## [SHORT EXERCISE]
State the number of lines that contain the word "players", and add nothing else.

>> Begin EXTRACTED MATERIAL

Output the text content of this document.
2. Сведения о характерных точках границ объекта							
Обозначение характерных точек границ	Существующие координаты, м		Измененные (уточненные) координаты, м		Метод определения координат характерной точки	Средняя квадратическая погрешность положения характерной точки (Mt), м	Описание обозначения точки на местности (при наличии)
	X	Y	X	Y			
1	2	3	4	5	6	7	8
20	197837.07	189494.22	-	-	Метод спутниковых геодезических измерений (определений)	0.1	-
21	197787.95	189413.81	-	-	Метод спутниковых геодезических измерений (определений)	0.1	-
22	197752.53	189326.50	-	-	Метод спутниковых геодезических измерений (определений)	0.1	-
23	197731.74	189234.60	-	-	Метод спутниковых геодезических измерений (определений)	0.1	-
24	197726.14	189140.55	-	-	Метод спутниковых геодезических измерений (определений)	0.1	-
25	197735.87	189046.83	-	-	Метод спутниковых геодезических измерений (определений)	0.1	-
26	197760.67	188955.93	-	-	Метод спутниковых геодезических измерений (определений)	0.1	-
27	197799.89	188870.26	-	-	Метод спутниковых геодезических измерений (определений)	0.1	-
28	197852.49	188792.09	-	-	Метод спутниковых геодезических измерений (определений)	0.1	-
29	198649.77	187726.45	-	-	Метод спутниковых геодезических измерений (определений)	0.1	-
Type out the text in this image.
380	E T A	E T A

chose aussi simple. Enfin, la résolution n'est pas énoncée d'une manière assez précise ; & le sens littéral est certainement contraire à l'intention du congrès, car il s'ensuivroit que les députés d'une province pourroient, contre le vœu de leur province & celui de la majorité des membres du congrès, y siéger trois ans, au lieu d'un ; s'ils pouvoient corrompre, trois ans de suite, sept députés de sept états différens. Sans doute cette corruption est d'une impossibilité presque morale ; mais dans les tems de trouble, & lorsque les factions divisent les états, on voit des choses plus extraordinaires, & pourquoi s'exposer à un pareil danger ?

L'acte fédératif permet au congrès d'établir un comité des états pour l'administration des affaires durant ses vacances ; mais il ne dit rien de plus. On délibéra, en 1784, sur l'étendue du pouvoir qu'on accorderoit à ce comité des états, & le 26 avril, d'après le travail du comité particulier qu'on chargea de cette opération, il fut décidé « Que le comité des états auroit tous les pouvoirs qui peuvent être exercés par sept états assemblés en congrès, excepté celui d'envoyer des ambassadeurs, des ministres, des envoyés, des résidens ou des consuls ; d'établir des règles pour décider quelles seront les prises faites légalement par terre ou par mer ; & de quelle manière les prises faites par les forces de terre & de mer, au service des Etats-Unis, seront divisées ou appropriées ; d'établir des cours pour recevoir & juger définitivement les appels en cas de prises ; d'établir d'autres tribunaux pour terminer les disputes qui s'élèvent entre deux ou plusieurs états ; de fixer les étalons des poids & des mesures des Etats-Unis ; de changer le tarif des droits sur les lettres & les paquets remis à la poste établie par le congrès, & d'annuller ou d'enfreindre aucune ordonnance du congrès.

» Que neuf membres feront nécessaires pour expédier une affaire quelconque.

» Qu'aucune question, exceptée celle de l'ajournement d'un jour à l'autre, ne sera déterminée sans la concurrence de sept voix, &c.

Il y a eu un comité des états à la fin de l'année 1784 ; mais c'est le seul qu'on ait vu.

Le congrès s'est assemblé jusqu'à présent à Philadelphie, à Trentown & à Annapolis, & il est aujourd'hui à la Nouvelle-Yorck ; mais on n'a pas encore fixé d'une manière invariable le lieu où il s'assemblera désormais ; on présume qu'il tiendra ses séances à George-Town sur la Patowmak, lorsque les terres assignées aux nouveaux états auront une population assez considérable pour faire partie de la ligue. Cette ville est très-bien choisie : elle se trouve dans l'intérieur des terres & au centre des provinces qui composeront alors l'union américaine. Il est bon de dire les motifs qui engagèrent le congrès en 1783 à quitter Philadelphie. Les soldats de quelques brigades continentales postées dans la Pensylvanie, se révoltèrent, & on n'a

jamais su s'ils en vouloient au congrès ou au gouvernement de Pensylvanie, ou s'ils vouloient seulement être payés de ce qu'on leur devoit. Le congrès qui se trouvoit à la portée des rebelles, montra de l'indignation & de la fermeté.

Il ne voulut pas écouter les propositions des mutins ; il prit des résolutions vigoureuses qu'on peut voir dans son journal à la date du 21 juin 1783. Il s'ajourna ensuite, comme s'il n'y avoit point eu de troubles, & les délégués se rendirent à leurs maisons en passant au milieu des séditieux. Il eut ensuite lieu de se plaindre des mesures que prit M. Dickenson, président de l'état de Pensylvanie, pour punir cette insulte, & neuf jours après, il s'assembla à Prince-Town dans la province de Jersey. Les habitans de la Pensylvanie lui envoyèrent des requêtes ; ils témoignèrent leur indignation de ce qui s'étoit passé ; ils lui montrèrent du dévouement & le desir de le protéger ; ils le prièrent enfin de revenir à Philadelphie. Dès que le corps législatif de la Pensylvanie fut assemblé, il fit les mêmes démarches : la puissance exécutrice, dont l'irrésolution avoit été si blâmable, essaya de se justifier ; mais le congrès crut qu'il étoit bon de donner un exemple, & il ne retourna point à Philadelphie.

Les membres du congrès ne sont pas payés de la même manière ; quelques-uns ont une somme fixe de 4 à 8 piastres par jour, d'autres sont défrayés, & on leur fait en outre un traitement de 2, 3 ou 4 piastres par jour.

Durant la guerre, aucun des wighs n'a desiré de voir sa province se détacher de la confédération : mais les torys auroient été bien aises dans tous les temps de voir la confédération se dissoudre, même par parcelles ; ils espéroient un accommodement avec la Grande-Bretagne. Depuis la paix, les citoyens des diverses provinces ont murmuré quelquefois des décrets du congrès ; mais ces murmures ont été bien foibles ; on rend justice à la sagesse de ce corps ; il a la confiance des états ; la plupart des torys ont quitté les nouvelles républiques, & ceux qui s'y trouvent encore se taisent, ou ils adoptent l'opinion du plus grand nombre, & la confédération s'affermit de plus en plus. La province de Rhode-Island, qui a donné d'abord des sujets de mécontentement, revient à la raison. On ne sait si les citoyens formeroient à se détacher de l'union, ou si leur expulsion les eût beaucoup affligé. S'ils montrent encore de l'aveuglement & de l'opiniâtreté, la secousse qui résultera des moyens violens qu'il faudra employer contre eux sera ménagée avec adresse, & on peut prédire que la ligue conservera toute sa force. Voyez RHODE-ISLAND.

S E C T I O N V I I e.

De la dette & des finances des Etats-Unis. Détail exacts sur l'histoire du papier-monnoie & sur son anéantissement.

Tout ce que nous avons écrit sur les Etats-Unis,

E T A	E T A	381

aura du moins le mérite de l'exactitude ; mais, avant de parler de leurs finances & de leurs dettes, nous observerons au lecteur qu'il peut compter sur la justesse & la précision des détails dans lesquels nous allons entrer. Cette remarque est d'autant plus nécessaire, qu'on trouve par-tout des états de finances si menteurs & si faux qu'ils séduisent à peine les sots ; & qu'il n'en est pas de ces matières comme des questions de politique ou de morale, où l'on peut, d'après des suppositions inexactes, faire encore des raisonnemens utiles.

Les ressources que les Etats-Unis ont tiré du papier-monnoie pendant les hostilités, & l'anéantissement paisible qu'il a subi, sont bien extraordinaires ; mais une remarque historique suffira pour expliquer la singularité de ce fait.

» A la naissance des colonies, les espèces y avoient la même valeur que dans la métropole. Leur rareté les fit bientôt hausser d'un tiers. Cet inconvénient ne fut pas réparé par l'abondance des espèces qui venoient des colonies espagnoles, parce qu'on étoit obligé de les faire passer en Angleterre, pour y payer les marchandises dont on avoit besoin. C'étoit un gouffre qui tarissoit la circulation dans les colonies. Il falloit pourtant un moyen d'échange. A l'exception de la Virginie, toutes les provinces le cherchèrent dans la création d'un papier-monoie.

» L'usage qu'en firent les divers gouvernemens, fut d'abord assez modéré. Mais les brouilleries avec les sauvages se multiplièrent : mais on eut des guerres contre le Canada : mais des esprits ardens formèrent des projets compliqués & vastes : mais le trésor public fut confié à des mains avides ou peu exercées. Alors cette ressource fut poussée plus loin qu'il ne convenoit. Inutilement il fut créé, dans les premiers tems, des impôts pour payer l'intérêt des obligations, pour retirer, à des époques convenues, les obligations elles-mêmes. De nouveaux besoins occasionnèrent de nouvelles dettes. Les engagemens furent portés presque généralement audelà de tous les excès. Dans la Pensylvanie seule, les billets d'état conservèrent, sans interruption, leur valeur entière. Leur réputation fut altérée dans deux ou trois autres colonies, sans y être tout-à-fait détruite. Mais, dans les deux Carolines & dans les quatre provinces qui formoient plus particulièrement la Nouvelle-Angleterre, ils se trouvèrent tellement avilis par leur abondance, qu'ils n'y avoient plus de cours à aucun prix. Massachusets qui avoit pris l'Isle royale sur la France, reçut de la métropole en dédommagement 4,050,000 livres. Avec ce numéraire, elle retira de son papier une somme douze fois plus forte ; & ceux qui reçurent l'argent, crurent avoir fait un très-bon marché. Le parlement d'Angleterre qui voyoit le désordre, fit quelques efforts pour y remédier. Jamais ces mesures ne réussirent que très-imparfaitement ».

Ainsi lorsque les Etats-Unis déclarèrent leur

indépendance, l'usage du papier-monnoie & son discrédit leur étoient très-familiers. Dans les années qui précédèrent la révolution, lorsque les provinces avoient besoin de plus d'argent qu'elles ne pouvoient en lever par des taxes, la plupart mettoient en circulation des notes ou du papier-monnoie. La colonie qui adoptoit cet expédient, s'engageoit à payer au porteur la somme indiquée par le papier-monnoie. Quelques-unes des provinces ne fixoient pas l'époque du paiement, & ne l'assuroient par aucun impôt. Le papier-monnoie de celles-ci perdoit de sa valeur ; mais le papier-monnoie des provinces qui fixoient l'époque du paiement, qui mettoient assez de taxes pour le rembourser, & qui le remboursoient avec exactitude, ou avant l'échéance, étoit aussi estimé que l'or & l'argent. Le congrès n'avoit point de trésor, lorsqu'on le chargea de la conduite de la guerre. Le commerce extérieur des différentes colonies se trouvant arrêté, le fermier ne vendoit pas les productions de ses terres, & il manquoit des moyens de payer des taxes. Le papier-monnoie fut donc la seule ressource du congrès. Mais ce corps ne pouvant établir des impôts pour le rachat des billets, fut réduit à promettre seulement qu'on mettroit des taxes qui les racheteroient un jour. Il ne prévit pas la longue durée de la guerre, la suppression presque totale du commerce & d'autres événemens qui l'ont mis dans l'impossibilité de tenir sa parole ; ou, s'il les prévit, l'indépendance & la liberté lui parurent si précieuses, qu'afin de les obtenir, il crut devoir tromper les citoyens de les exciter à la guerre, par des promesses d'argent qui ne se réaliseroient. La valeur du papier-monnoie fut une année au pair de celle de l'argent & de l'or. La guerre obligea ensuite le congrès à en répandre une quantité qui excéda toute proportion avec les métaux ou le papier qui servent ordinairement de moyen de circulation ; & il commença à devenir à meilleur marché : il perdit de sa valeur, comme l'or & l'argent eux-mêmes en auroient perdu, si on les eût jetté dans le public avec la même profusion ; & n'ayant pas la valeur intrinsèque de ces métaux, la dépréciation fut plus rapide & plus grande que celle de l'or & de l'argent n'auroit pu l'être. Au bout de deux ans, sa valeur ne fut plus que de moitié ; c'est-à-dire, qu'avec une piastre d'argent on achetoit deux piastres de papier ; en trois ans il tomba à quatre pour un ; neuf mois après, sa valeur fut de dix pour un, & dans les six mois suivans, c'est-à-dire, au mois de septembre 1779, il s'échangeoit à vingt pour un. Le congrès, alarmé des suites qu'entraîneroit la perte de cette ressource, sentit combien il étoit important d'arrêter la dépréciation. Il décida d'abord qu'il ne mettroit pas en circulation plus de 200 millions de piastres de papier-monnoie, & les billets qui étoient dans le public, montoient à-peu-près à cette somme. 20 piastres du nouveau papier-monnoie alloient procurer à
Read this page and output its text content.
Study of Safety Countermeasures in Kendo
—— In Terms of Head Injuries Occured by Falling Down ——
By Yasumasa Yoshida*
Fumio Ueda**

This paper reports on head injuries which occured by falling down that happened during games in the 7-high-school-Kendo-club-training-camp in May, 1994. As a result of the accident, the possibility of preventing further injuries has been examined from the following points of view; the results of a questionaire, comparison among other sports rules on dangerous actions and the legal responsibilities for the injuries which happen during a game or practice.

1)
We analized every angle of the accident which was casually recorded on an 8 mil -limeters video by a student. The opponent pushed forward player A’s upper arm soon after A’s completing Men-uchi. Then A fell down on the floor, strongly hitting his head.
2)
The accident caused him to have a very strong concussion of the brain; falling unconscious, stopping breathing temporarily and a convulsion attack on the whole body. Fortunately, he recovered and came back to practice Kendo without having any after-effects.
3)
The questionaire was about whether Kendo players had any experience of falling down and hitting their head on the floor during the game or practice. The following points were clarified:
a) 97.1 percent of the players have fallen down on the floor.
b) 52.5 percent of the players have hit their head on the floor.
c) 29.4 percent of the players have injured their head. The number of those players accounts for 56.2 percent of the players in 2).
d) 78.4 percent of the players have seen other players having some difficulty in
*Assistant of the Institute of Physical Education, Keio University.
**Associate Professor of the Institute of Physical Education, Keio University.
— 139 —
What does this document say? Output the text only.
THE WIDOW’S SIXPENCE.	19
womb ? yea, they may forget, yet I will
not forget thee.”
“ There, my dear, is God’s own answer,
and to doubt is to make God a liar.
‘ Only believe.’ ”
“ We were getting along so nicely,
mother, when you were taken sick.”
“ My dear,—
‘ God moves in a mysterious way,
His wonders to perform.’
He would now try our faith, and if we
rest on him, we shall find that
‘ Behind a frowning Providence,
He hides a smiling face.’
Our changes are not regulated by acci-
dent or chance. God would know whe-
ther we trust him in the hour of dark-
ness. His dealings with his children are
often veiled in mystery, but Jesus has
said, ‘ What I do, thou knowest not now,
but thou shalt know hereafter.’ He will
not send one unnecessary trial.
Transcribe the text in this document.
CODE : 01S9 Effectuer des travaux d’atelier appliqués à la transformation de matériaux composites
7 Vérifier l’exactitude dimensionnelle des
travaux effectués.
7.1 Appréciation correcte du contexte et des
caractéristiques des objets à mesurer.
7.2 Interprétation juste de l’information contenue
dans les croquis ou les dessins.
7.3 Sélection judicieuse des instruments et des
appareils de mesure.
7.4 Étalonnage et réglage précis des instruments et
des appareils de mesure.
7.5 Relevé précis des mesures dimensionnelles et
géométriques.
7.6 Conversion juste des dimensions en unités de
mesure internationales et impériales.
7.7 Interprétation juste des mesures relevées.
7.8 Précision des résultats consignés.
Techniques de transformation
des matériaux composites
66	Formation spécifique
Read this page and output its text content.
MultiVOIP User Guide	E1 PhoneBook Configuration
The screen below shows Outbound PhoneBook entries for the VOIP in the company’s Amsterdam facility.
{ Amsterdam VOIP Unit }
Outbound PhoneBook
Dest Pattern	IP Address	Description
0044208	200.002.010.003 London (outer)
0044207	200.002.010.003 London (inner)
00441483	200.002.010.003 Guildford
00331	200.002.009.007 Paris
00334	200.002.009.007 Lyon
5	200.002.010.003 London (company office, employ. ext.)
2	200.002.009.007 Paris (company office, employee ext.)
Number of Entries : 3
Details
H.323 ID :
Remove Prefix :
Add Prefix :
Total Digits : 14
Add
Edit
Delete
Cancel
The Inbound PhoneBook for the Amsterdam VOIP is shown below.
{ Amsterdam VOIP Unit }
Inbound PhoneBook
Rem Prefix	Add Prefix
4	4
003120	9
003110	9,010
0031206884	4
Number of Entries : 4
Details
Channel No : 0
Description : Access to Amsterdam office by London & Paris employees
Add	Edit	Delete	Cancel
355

>> End EXTRACTED MATERIAL

## [WRITTEN SOLUTION]
5